WRITTEN REQUEST
Copy all the material that follows, keeping every character the same.

Items from a figure collection
..........
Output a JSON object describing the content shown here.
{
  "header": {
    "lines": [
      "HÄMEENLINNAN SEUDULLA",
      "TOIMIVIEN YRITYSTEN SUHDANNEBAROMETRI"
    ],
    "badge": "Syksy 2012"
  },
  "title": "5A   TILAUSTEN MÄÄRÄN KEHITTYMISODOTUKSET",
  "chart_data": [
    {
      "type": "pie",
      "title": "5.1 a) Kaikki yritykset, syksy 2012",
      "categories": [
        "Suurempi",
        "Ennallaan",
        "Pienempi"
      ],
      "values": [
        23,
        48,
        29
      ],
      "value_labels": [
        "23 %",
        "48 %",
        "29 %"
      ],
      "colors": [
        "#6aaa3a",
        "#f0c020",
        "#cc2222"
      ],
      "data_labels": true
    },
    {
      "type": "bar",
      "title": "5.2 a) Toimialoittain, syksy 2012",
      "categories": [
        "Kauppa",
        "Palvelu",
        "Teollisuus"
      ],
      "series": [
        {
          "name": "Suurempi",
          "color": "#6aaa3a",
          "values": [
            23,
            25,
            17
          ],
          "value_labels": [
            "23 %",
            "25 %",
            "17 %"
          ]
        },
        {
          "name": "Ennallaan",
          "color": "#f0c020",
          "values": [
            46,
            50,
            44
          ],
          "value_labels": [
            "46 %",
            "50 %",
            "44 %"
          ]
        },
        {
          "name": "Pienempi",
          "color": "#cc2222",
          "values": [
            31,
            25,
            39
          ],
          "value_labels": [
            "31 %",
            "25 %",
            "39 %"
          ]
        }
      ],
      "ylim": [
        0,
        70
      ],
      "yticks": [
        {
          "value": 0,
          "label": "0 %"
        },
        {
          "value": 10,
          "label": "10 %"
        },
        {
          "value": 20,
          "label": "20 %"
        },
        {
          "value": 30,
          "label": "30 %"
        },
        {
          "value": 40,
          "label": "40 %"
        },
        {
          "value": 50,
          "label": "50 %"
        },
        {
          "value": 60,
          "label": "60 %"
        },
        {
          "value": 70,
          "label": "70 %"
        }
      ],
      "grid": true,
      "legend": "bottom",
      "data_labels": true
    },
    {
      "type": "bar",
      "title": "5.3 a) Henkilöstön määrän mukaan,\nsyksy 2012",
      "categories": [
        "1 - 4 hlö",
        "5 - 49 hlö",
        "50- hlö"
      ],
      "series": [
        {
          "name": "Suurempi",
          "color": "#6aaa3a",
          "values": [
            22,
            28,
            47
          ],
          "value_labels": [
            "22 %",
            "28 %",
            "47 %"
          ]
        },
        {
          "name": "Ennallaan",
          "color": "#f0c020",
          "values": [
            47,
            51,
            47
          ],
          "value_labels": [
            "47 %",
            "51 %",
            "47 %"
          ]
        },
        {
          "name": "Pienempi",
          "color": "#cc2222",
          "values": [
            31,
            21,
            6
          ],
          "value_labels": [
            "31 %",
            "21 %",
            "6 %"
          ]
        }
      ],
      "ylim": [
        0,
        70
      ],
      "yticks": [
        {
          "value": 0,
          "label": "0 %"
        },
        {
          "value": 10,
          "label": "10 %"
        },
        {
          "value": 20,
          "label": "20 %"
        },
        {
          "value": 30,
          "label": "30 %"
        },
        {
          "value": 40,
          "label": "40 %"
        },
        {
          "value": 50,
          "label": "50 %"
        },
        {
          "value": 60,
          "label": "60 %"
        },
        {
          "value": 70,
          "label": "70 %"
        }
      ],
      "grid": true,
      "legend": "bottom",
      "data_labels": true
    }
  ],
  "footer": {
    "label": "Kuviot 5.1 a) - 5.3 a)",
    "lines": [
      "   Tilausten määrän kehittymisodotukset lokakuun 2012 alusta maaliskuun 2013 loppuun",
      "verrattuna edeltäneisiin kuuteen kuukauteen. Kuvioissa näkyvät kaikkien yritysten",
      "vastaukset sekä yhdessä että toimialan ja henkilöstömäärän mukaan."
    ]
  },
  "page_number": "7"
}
..........
EXERCISE OUTPUT
Output a JSON object describing the content shown here.
{
  "header": {
    "lines": [
      "HÄMEENLINNAN SEUDULLA",
      "TOIMIVIEN YRITYSTEN SUHDANNEBAROMETRI"
    ],
    "badge": "Syksy 2012"
  },
  "title": "5A   TILAUSTEN MÄÄRÄN KEHITTYMISODOTUKSET",
  "chart_data": [
    {
      "type": "pie",
      "title": "5.1 a) Kaikki yritykset, syksy 2012",
      "categories": [
        "Suurempi",
        "Ennallaan",
        "Pienempi"
      ],
      "values": [
        23,
        48,
        29
      ],
      "value_labels": [
        "23 %",
        "48 %",
        "29 %"
      ],
      "colors": [
        "#6aaa3a",
        "#f0c020",
        "#cc2222"
      ],
      "data_labels": true
    },
    {
      "type": "bar",
      "title": "5.2 a) Toimialoittain, syksy 2012",
      "categories": [
        "Kauppa",
        "Palvelu",
        "Teollisuus"
      ],
      "series": [
        {
          "name": "Suurempi",
          "color": "#6aaa3a",
          "values": [
            23,
            25,
            17
          ],
          "value_labels": [
            "23 %",
            "25 %",
            "17 %"
          ]
        },
        {
          "name": "Ennallaan",
          "color": "#f0c020",
          "values": [
            46,
            50,
            44
          ],
          "value_labels": [
            "46 %",
            "50 %",
            "44 %"
          ]
        },
        {
          "name": "Pienempi",
          "color": "#cc2222",
          "values": [
            31,
            25,
            39
          ],
          "value_labels": [
            "31 %",
            "25 %",
            "39 %"
          ]
        }
      ],
      "ylim": [
        0,
        70
      ],
      "yticks": [
        {
          "value": 0,
          "label": "0 %"
        },
        {
          "value": 10,
          "label": "10 %"
        },
        {
          "value": 20,
          "label": "20 %"
        },
        {
          "value": 30,
          "label": "30 %"
        },
        {
          "value": 40,
          "label": "40 %"
        },
        {
          "value": 50,
          "label": "50 %"
        },
        {
          "value": 60,
          "label": "60 %"
        },
        {
          "value": 70,
          "label": "70 %"
        }
      ],
      "grid": true,
      "legend": "bottom",
      "data_labels": true
    },
    {
      "type": "bar",
      "title": "5.3 a) Henkilöstön määrän mukaan,\nsyksy 2012",
      "categories": [
        "1 - 4 hlö",
        "5 - 49 hlö",
        "50- hlö"
      ],
      "series": [
        {
          "name": "Suurempi",
          "color": "#6aaa3a",
          "values": [
            22,
            28,
            47
          ],
          "value_labels": [
            "22 %",
            "28 %",
            "47 %"
          ]
        },
        {
          "name": "Ennallaan",
          "color": "#f0c020",
          "values": [
            47,
            51,
            47
          ],
          "value_labels": [
            "47 %",
            "51 %",
            "47 %"
          ]
        },
        {
          "name": "Pienempi",
          "color": "#cc2222",
          "values": [
            31,
            21,
            6
          ],
          "value_labels": [
            "31 %",
            "21 %",
            "6 %"
          ]
        }
      ],
      "ylim": [
        0,
        70
      ],
      "yticks": [
        {
          "value": 0,
          "label": "0 %"
        },
        {
          "value": 10,
          "label": "10 %"
        },
        {
          "value": 20,
          "label": "20 %"
        },
        {
          "value": 30,
          "label": "30 %"
        },
        {
          "value": 40,
          "label": "40 %"
        },
        {
          "value": 50,
          "label": "50 %"
        },
        {
          "value": 60,
          "label": "60 %"
        },
        {
          "value": 70,
          "label": "70 %"
        }
      ],
      "grid": true,
      "legend": "bottom",
      "data_labels": true
    }
  ],
  "footer": {
    "label": "Kuviot 5.1 a) - 5.3 a)",
    "lines": [
      "   Tilausten määrän kehittymisodotukset lokakuun 2012 alusta maaliskuun 2013 loppuun",
      "verrattuna edeltäneisiin kuuteen kuukauteen. Kuvioissa näkyvät kaikkien yritysten",
      "vastaukset sekä yhdessä että toimialan ja henkilöstömäärän mukaan."
    ]
  },
  "page_number": "7"
}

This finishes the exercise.